# Set problem
Repeat the entries word for word, starting at the first line and stopping after the line that contains "field-patch [194, 1101, 332, 1146]".
──────────
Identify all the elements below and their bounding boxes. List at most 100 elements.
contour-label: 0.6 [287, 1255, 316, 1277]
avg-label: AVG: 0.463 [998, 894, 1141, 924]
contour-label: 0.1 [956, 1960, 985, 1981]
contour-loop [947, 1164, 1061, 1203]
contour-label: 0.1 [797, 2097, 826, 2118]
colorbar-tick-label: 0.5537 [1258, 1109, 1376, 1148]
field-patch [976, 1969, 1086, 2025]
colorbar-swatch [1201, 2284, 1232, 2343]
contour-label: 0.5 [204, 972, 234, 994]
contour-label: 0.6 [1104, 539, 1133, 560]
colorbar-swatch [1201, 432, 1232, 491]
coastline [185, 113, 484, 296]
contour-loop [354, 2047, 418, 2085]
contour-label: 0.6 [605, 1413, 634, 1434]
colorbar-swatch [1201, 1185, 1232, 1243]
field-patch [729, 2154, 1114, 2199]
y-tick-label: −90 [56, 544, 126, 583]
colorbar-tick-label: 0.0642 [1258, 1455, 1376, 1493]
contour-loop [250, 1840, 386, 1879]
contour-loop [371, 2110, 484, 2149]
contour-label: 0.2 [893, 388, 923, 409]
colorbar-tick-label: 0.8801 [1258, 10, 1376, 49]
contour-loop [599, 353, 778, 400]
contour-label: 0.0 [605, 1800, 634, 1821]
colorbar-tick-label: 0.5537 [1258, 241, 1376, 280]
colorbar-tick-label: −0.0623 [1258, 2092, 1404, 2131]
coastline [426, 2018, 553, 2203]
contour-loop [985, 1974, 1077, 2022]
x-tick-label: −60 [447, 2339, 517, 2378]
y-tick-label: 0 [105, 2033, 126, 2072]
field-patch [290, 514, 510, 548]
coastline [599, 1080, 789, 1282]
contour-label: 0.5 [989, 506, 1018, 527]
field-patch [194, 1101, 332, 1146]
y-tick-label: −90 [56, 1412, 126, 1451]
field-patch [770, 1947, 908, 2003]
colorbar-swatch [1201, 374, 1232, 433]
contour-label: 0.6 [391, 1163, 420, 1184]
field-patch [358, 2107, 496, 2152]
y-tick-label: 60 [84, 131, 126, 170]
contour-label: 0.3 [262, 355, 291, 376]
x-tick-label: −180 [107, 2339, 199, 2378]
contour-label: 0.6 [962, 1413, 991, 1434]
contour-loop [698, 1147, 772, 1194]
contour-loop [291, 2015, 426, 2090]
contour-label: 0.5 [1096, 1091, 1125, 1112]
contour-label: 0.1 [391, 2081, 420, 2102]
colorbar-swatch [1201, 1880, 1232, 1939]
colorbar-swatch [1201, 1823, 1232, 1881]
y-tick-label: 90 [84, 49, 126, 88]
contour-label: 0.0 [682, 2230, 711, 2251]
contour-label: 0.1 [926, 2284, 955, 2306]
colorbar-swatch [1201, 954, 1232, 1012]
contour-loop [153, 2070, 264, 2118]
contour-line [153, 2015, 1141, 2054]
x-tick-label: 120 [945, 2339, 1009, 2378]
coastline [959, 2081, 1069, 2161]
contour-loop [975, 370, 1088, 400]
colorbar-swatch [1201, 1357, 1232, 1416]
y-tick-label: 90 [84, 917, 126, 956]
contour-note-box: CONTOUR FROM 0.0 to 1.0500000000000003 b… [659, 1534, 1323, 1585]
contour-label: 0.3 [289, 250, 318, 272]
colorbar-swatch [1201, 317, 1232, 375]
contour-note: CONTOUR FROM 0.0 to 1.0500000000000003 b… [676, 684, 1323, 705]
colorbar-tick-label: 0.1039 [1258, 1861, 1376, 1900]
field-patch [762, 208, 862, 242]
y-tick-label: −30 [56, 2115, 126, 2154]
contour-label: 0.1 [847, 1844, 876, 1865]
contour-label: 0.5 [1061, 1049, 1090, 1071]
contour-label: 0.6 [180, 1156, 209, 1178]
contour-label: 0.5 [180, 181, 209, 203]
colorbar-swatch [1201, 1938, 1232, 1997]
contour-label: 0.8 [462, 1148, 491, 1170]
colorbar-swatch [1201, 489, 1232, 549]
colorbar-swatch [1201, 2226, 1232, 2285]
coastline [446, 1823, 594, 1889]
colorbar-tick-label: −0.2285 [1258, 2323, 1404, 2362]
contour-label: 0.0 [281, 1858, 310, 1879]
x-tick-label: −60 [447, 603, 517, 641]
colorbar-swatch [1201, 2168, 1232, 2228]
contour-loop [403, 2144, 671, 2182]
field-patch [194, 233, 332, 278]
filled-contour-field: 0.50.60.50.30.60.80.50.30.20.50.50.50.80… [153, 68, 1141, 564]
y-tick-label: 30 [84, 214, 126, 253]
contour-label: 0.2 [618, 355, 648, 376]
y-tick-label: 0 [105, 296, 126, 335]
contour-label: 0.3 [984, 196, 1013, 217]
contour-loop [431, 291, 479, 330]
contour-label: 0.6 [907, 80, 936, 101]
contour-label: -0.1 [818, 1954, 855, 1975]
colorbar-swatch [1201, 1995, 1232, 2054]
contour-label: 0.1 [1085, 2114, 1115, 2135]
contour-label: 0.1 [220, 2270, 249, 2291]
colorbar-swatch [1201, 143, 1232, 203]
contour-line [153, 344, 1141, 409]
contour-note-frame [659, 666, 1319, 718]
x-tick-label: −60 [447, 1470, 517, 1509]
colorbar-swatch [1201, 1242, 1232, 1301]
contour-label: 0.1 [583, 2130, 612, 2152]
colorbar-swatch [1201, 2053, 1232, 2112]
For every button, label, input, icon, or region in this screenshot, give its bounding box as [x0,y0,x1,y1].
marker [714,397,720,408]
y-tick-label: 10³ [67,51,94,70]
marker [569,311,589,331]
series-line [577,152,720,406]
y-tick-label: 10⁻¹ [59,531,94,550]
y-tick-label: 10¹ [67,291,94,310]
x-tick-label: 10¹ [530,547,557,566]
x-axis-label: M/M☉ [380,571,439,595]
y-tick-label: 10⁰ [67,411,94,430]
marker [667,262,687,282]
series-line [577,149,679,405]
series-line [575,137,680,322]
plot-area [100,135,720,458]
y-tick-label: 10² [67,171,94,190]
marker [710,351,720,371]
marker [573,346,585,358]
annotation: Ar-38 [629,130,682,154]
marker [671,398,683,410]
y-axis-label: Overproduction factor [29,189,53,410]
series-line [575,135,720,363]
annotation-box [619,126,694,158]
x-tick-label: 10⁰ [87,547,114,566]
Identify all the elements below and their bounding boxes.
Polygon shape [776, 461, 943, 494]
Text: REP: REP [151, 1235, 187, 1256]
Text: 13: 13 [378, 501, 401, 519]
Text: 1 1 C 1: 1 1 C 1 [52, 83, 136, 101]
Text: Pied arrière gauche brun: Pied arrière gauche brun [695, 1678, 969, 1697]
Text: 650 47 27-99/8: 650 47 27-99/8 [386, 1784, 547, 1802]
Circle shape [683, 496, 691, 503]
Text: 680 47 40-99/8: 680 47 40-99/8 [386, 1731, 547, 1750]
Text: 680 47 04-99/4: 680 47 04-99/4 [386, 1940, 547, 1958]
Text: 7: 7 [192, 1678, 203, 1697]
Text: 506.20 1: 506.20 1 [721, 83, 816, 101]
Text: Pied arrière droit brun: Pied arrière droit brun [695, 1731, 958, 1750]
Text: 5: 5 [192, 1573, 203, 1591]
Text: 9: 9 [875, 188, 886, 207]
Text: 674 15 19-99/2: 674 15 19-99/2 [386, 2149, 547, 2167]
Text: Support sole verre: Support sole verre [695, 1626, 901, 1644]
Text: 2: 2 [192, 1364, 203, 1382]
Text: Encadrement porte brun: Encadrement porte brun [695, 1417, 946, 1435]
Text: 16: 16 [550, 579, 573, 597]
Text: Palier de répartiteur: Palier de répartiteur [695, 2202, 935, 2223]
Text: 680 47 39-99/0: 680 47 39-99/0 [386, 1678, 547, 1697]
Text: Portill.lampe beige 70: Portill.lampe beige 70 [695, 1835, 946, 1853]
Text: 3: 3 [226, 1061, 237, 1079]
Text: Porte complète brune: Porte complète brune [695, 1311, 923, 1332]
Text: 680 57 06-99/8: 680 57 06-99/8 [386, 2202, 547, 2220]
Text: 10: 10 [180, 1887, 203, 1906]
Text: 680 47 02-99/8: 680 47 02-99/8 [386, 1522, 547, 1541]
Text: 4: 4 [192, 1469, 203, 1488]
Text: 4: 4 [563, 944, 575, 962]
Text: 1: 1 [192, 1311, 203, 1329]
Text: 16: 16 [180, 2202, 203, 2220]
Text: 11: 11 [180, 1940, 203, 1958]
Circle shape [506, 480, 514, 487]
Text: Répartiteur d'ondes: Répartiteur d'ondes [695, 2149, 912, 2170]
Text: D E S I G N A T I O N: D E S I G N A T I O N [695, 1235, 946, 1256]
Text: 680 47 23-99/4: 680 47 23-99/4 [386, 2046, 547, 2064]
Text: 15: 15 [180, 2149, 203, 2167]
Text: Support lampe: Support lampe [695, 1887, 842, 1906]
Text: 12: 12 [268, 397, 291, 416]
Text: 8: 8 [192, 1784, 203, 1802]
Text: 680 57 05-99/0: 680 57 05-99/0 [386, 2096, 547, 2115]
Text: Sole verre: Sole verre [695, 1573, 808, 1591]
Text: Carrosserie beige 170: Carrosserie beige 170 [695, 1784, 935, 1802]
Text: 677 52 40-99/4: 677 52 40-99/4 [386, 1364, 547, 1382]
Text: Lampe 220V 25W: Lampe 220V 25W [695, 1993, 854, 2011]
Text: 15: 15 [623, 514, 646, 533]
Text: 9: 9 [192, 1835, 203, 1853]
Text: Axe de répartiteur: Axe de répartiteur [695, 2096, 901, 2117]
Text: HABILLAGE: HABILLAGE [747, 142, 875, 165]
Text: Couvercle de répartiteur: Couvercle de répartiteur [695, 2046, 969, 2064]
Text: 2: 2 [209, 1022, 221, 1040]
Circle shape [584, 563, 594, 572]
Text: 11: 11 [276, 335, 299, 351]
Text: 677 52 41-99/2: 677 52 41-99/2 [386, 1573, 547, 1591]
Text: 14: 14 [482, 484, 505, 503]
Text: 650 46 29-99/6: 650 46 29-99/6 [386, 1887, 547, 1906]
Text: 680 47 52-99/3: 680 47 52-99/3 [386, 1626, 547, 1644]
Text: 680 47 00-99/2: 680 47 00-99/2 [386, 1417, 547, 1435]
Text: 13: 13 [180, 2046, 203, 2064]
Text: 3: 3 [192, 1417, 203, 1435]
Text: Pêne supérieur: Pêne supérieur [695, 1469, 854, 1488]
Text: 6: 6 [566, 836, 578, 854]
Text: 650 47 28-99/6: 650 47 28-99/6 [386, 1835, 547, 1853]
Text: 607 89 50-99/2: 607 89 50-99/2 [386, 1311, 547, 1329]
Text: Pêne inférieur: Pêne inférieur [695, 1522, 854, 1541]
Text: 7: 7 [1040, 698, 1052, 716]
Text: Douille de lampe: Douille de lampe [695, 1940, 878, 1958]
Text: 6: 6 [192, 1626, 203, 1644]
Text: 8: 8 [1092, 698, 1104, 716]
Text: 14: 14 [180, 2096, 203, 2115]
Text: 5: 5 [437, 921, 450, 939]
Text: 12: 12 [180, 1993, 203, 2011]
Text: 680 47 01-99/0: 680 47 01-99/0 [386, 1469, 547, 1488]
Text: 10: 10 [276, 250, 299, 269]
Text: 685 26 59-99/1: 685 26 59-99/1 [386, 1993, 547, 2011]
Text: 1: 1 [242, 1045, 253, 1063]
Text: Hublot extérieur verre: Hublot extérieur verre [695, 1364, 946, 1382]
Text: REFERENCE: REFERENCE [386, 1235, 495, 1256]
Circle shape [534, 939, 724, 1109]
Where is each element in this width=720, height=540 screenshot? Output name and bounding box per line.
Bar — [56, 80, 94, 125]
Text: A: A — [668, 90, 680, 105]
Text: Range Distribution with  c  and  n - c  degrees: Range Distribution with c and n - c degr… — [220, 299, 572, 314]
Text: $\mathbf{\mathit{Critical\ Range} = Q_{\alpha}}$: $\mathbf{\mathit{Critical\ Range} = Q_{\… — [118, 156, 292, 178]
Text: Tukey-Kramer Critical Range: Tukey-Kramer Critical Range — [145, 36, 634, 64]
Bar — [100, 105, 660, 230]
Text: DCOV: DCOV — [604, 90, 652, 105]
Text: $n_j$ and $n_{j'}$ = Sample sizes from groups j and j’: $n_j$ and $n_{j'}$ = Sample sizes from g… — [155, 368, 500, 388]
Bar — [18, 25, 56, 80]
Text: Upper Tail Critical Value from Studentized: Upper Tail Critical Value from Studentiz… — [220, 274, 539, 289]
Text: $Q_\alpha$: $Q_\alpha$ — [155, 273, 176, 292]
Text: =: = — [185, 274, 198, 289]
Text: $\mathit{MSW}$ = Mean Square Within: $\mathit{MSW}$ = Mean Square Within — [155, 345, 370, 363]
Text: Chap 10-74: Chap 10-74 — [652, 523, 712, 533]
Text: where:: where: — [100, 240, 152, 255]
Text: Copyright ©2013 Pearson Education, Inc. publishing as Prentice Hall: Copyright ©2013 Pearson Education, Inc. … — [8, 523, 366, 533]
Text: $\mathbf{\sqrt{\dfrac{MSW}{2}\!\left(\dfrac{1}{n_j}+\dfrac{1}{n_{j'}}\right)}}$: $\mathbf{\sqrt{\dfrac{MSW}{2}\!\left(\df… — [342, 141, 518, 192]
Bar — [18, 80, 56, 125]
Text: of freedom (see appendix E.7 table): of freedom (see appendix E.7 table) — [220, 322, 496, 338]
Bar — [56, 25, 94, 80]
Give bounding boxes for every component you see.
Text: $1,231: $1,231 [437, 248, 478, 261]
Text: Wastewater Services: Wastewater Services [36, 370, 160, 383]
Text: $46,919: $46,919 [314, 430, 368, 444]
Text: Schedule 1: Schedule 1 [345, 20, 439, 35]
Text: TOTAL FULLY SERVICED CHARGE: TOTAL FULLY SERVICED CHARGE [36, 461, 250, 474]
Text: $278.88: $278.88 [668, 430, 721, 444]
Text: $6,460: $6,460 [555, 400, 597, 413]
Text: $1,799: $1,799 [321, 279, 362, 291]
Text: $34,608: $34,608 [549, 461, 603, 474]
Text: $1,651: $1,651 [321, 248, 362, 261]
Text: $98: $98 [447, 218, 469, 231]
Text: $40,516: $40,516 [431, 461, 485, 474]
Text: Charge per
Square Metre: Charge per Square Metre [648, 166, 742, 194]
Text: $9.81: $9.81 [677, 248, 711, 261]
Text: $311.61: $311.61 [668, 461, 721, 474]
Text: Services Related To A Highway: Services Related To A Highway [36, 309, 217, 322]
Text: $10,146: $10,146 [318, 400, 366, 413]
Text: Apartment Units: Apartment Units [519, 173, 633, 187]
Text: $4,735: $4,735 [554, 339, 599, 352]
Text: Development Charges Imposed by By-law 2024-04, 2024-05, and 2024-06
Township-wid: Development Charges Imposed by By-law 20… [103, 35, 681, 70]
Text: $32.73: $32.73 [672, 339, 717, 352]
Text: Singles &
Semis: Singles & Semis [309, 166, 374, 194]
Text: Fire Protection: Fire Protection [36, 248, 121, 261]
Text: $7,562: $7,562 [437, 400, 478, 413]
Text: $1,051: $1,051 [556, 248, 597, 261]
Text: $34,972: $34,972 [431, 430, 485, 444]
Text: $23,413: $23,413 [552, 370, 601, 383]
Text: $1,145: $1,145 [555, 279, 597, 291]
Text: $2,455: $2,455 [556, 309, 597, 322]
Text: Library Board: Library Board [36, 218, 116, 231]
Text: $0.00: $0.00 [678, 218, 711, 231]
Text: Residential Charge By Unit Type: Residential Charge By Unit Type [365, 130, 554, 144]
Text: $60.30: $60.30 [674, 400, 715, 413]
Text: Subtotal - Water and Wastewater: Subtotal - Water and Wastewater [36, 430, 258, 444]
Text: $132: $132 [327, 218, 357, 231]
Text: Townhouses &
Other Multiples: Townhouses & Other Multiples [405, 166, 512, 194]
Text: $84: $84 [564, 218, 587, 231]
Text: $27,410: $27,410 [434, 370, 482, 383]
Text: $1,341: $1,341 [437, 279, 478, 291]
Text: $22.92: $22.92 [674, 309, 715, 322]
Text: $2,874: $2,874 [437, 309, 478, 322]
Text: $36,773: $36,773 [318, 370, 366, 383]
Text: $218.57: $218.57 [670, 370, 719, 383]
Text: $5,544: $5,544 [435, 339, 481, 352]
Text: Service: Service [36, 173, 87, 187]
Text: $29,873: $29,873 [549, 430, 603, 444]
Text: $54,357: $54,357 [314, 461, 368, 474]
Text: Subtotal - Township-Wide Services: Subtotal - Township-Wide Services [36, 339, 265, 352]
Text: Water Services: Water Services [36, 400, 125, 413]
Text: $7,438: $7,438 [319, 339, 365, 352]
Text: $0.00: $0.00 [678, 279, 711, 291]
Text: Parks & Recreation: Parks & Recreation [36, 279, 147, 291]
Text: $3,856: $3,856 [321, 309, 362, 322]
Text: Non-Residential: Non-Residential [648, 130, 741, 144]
──────────
# Right answer
Identify all the elements below and their bounding boxes. List at most 100 elements.
contour-label: 0.6 [287, 1255, 316, 1277]
avg-label: AVG: 0.463 [998, 894, 1141, 924]
contour-label: 0.1 [956, 1960, 985, 1981]
contour-loop [947, 1164, 1061, 1203]
contour-label: 0.1 [797, 2097, 826, 2118]
colorbar-tick-label: 0.5537 [1258, 1109, 1376, 1148]
field-patch [976, 1969, 1086, 2025]
colorbar-swatch [1201, 2284, 1232, 2343]
contour-label: 0.5 [204, 972, 234, 994]
contour-label: 0.6 [1104, 539, 1133, 560]
colorbar-swatch [1201, 432, 1232, 491]
coastline [185, 113, 484, 296]
contour-loop [354, 2047, 418, 2085]
contour-label: 0.6 [605, 1413, 634, 1434]
colorbar-swatch [1201, 1185, 1232, 1243]
field-patch [729, 2154, 1114, 2199]
y-tick-label: −90 [56, 544, 126, 583]
colorbar-tick-label: 0.0642 [1258, 1455, 1376, 1493]
contour-loop [250, 1840, 386, 1879]
contour-loop [371, 2110, 484, 2149]
contour-label: 0.2 [893, 388, 923, 409]
colorbar-tick-label: 0.8801 [1258, 10, 1376, 49]
contour-loop [599, 353, 778, 400]
contour-label: 0.0 [605, 1800, 634, 1821]
colorbar-tick-label: 0.5537 [1258, 241, 1376, 280]
colorbar-tick-label: −0.0623 [1258, 2092, 1404, 2131]
coastline [426, 2018, 553, 2203]
contour-loop [985, 1974, 1077, 2022]
x-tick-label: −60 [447, 2339, 517, 2378]
y-tick-label: 0 [105, 2033, 126, 2072]
field-patch [290, 514, 510, 548]
coastline [599, 1080, 789, 1282]
contour-label: 0.5 [989, 506, 1018, 527]
field-patch [194, 1101, 332, 1146]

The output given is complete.